→ WHAT IS NEEDED: Count how many lines hold the word "modo" and give that number as the whole answer.

→ DATA ROWS:
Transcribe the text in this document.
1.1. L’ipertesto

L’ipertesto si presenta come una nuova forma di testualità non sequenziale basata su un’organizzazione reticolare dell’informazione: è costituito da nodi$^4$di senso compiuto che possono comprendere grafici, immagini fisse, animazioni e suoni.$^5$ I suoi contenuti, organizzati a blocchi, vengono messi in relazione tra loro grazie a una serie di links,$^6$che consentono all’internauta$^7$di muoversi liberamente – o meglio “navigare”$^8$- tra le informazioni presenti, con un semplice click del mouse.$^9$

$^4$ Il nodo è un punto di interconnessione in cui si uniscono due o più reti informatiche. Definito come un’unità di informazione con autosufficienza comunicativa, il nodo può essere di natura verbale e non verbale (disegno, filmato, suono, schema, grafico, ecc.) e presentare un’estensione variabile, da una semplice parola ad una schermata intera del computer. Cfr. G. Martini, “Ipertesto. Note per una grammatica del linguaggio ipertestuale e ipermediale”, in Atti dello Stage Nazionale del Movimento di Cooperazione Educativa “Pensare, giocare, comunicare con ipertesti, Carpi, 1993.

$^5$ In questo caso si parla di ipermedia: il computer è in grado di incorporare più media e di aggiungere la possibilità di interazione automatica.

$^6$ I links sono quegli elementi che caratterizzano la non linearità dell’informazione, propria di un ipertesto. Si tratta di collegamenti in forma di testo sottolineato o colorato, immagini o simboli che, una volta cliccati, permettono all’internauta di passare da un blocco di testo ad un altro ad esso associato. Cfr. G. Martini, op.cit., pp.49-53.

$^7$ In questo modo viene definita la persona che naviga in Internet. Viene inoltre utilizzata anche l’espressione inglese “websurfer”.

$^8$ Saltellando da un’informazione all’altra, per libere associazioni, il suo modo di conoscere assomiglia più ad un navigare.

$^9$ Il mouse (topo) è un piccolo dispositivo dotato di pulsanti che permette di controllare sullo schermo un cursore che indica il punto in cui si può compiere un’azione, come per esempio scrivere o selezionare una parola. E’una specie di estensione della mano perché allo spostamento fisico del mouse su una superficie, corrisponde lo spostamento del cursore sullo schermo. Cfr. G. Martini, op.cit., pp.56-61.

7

→ ANSWER: 2